[Extracted data entries]
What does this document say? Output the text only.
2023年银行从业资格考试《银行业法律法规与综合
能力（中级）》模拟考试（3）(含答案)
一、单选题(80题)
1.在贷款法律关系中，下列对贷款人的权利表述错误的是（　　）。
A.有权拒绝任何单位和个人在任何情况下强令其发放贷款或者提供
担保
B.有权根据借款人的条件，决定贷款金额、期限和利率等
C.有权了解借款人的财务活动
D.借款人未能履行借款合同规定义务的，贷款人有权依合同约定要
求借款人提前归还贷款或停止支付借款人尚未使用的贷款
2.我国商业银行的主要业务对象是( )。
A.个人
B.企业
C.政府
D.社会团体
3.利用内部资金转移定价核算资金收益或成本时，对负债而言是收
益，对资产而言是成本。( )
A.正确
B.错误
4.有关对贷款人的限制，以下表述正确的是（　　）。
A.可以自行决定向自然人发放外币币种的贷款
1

_Task to complete_:
Reproduce all of the records exactly.

_Written solution_:
What does this document say? Output the text only.
2023年银行从业资格考试《银行业法律法规与综合
能力（中级）》模拟考试（3）(含答案)
一、单选题(80题)
1.在贷款法律关系中，下列对贷款人的权利表述错误的是（　　）。
A.有权拒绝任何单位和个人在任何情况下强令其发放贷款或者提供
担保
B.有权根据借款人的条件，决定贷款金额、期限和利率等
C.有权了解借款人的财务活动
D.借款人未能履行借款合同规定义务的，贷款人有权依合同约定要
求借款人提前归还贷款或停止支付借款人尚未使用的贷款
2.我国商业银行的主要业务对象是( )。
A.个人
B.企业
C.政府
D.社会团体
3.利用内部资金转移定价核算资金收益或成本时，对负债而言是收
益，对资产而言是成本。( )
A.正确
B.错误
4.有关对贷款人的限制，以下表述正确的是（　　）。
A.可以自行决定向自然人发放外币币种的贷款
1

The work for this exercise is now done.